Stored data:

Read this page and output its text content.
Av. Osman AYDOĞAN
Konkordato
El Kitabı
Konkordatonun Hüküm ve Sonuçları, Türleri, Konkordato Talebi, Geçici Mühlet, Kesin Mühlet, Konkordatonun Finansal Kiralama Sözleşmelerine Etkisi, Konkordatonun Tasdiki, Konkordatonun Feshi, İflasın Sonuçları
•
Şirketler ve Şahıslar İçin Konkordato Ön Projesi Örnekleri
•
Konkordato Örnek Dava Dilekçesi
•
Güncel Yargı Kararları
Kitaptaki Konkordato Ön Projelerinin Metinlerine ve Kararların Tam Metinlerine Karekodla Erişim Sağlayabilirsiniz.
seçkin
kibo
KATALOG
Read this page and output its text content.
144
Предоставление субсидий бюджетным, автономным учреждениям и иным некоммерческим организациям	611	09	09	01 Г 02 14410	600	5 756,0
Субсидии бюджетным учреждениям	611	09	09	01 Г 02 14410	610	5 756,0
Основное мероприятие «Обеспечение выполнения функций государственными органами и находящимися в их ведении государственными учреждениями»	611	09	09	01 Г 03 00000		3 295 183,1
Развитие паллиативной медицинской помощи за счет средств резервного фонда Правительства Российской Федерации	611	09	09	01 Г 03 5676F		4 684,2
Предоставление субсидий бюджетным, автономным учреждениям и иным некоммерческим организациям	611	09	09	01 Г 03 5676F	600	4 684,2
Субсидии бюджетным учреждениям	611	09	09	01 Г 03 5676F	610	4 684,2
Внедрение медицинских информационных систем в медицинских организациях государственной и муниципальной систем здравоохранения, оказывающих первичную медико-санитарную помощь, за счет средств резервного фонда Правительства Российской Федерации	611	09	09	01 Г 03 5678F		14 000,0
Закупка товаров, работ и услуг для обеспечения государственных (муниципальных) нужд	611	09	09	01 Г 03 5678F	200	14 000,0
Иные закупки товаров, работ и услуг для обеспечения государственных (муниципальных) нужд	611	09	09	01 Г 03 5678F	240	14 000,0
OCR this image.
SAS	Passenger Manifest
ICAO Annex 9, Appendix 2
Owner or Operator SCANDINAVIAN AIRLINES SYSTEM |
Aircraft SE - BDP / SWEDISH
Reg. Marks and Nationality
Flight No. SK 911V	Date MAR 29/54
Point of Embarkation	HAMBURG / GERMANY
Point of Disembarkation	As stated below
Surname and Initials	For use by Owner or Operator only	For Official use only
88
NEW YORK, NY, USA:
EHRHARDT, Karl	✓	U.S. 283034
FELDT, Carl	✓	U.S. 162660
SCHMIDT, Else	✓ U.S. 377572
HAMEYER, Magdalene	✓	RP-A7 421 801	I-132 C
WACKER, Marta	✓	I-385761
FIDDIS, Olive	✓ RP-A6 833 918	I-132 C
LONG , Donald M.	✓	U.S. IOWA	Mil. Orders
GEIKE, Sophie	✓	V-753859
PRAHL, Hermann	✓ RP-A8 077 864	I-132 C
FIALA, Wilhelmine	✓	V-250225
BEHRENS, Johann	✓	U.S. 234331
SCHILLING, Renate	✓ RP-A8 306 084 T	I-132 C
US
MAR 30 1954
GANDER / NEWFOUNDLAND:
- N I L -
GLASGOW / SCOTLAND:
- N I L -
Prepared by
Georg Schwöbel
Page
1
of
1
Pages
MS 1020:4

* _Requirements_
Reproduce each entry from the records above, character for character.

* _Problem solution_
Read this page and output its text content.
Av. Osman AYDOĞAN
Konkordato
El Kitabı
Konkordatonun Hüküm ve Sonuçları, Türleri, Konkordato Talebi, Geçici Mühlet, Kesin Mühlet, Konkordatonun Finansal Kiralama Sözleşmelerine Etkisi, Konkordatonun Tasdiki, Konkordatonun Feshi, İflasın Sonuçları
•
Şirketler ve Şahıslar İçin Konkordato Ön Projesi Örnekleri
•
Konkordato Örnek Dava Dilekçesi
•
Güncel Yargı Kararları
Kitaptaki Konkordato Ön Projelerinin Metinlerine ve Kararların Tam Metinlerine Karekodla Erişim Sağlayabilirsiniz.
seçkin
kibo
KATALOG
Read this page and output its text content.
144
Предоставление субсидий бюджетным, автономным учреждениям и иным некоммерческим организациям	611	09	09	01 Г 02 14410	600	5 756,0
Субсидии бюджетным учреждениям	611	09	09	01 Г 02 14410	610	5 756,0
Основное мероприятие «Обеспечение выполнения функций государственными органами и находящимися в их ведении государственными учреждениями»	611	09	09	01 Г 03 00000		3 295 183,1
Развитие паллиативной медицинской помощи за счет средств резервного фонда Правительства Российской Федерации	611	09	09	01 Г 03 5676F		4 684,2
Предоставление субсидий бюджетным, автономным учреждениям и иным некоммерческим организациям	611	09	09	01 Г 03 5676F	600	4 684,2
Субсидии бюджетным учреждениям	611	09	09	01 Г 03 5676F	610	4 684,2
Внедрение медицинских информационных систем в медицинских организациях государственной и муниципальной систем здравоохранения, оказывающих первичную медико-санитарную помощь, за счет средств резервного фонда Правительства Российской Федерации	611	09	09	01 Г 03 5678F		14 000,0
Закупка товаров, работ и услуг для обеспечения государственных (муниципальных) нужд	611	09	09	01 Г 03 5678F	200	14 000,0
Иные закупки товаров, работ и услуг для обеспечения государственных (муниципальных) нужд	611	09	09	01 Г 03 5678F	240	14 000,0
OCR this image.
SAS	Passenger Manifest
ICAO Annex 9, Appendix 2
Owner or Operator SCANDINAVIAN AIRLINES SYSTEM |
Aircraft SE - BDP / SWEDISH
Reg. Marks and Nationality
Flight No. SK 911V	Date MAR 29/54
Point of Embarkation	HAMBURG / GERMANY
Point of Disembarkation	As stated below
Surname and Initials	For use by Owner or Operator only	For Official use only
88
NEW YORK, NY, USA:
EHRHARDT, Karl	✓	U.S. 283034
FELDT, Carl	✓	U.S. 162660
SCHMIDT, Else	✓ U.S. 377572
HAMEYER, Magdalene	✓	RP-A7 421 801	I-132 C
WACKER, Marta	✓	I-385761
FIDDIS, Olive	✓ RP-A6 833 918	I-132 C
LONG , Donald M.	✓	U.S. IOWA	Mil. Orders
GEIKE, Sophie	✓	V-753859
PRAHL, Hermann	✓ RP-A8 077 864	I-132 C
FIALA, Wilhelmine	✓	V-250225
BEHRENS, Johann	✓	U.S. 234331
SCHILLING, Renate	✓ RP-A8 306 084 T	I-132 C
US
MAR 30 1954
GANDER / NEWFOUNDLAND:
- N I L -
GLASGOW / SCOTLAND:
- N I L -
Prepared by
Georg Schwöbel
Page
1
of
1
Pages
MS 1020:4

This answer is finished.